WHAT NEEDS TO BE DONE = Exclude the pictures and return every line exactly as written.

START STORED DATA

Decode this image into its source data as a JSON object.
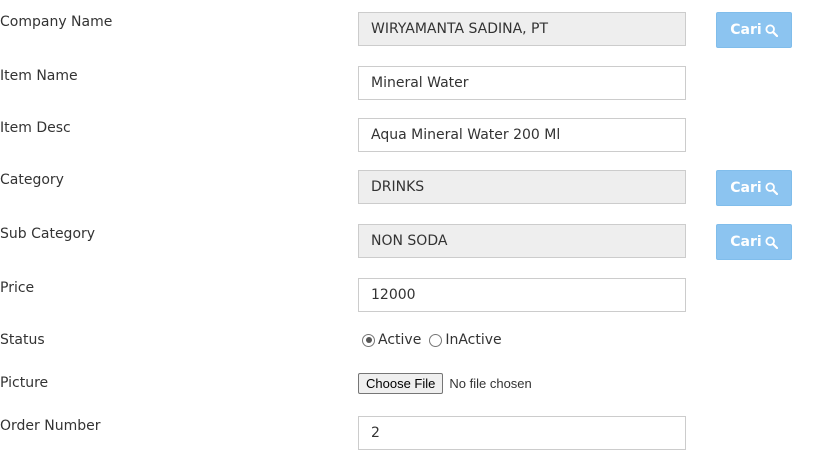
{
  "form": {
    "company": {
      "label": "Company Name",
      "value": "WIRYAMANTA SADINA, PT"
    },
    "item_name": {
      "label": "Item Name",
      "value": "Mineral Water"
    },
    "item_desc": {
      "label": "Item Desc",
      "value": "Aqua Mineral Water 200 Ml"
    },
    "category": {
      "label": "Category",
      "value": "DRINKS"
    },
    "sub_category": {
      "label": "Sub Category",
      "value": "NON SODA"
    },
    "price": {
      "label": "Price",
      "value": "12000"
    },
    "status": {
      "label": "Status",
      "options": [
        "Active",
        "InActive"
      ],
      "selected": "Active"
    },
    "picture": {
      "label": "Picture",
      "button_label": "Choose File",
      "file_status": "No file chosen"
    },
    "order_number": {
      "label": "Order Number",
      "value": "2"
    }
  },
  "search_button": {
    "label": "Cari",
    "icon": "search-icon"
  },
  "colors": {
    "button_bg": "#8cc4f0",
    "readonly_bg": "#eeeeee",
    "border": "#cccccc"
  }
}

END STORED DATA

EXERCISE RESPONSE =
Decode this image into its source data as a JSON object.
{
  "form": {
    "company": {
      "label": "Company Name",
      "value": "WIRYAMANTA SADINA, PT"
    },
    "item_name": {
      "label": "Item Name",
      "value": "Mineral Water"
    },
    "item_desc": {
      "label": "Item Desc",
      "value": "Aqua Mineral Water 200 Ml"
    },
    "category": {
      "label": "Category",
      "value": "DRINKS"
    },
    "sub_category": {
      "label": "Sub Category",
      "value": "NON SODA"
    },
    "price": {
      "label": "Price",
      "value": "12000"
    },
    "status": {
      "label": "Status",
      "options": [
        "Active",
        "InActive"
      ],
      "selected": "Active"
    },
    "picture": {
      "label": "Picture",
      "button_label": "Choose File",
      "file_status": "No file chosen"
    },
    "order_number": {
      "label": "Order Number",
      "value": "2"
    }
  },
  "search_button": {
    "label": "Cari",
    "icon": "search-icon"
  },
  "colors": {
    "button_bg": "#8cc4f0",
    "readonly_bg": "#eeeeee",
    "border": "#cccccc"
  }
}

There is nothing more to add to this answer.